[Start LISTED RECORDS]

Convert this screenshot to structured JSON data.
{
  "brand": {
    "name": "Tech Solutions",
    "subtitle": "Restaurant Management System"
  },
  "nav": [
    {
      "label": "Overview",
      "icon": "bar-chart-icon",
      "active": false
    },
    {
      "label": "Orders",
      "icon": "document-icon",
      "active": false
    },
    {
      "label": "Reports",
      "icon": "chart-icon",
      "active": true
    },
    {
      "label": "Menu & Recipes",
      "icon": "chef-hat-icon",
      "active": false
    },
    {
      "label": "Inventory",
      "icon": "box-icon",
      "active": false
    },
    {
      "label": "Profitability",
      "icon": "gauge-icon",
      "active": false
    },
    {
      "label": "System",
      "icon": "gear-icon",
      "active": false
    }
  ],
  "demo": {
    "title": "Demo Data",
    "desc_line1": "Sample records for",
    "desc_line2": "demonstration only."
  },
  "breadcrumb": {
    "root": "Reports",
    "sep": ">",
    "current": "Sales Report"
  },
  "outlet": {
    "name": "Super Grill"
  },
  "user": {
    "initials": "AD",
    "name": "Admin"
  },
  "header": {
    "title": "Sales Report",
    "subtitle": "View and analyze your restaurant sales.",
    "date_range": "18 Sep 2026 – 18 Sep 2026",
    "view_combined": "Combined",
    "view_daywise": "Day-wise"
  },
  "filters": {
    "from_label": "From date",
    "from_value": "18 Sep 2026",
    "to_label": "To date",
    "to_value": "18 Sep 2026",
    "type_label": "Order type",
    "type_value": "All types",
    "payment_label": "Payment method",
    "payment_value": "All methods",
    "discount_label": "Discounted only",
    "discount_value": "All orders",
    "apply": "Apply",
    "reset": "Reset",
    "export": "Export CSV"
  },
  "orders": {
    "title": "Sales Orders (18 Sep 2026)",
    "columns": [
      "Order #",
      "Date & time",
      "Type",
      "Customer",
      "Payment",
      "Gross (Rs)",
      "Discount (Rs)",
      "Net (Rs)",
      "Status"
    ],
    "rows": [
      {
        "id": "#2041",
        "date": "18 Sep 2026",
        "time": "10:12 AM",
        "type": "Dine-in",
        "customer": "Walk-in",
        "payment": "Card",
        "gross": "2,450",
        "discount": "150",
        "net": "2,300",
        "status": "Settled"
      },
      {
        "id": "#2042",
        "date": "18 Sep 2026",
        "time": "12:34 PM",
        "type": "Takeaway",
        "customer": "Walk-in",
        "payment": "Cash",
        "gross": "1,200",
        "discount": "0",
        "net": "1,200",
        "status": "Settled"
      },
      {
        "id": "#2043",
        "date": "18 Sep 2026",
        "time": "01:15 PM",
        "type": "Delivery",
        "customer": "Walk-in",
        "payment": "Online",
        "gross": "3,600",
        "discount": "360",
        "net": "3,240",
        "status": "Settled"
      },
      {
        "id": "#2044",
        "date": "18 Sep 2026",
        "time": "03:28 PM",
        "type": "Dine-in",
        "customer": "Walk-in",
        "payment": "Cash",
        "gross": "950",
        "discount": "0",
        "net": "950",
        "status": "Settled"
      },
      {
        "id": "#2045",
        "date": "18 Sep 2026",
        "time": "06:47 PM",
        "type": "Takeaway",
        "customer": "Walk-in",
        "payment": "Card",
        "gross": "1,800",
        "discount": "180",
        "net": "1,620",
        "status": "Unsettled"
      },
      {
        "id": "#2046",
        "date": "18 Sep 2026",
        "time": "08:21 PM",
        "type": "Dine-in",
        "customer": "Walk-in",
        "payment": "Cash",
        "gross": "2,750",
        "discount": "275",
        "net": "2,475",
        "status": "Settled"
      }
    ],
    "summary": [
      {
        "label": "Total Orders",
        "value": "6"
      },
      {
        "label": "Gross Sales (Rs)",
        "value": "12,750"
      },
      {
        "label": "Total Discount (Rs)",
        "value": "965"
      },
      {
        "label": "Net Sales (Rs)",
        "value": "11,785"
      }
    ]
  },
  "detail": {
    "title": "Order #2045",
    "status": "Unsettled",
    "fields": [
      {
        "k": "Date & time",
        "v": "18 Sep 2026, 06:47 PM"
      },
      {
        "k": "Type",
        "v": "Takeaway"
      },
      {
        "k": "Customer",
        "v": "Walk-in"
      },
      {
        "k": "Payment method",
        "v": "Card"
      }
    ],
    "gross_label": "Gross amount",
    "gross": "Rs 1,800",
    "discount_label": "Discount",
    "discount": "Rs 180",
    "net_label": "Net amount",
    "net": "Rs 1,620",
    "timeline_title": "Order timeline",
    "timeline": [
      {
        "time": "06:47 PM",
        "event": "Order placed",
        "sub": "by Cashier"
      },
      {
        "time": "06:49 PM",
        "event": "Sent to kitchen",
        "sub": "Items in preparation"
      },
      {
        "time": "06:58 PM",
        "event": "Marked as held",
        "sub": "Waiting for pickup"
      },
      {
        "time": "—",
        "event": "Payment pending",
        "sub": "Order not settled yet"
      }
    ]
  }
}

[End LISTED RECORDS]

- **STATED EXERCISE**: Check each line of the records above for the string "Unsettled", and report every line that has it.

- **PROBLEM SOLUTION**:
        "status": "Unsettled"
    "status": "Unsettled",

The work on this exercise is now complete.